Exercise goal: Count the lines below that contain the word "with", and report only that number.

(Records from a data source)
▬▬▬
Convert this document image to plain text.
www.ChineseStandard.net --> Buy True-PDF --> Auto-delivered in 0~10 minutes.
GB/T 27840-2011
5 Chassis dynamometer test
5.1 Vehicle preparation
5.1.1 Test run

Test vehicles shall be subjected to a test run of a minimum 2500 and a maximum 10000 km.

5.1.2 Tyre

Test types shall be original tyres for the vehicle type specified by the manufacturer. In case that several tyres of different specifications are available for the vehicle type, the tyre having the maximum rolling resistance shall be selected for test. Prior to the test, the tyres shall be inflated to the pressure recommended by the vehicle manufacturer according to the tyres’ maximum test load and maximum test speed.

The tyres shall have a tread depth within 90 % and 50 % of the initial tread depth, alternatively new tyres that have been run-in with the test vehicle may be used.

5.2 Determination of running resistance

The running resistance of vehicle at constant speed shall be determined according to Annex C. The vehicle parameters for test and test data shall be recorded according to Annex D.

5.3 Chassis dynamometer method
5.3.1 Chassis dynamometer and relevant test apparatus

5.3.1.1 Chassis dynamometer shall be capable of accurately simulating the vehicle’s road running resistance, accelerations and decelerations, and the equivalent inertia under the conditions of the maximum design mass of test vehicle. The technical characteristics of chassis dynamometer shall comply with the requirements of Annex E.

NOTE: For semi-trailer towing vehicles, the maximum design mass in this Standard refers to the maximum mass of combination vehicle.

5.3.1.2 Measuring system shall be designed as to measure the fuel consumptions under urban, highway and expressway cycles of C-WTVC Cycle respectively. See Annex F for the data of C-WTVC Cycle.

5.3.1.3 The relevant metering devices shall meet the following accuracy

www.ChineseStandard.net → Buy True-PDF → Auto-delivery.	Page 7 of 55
▬▬▬
The response: 2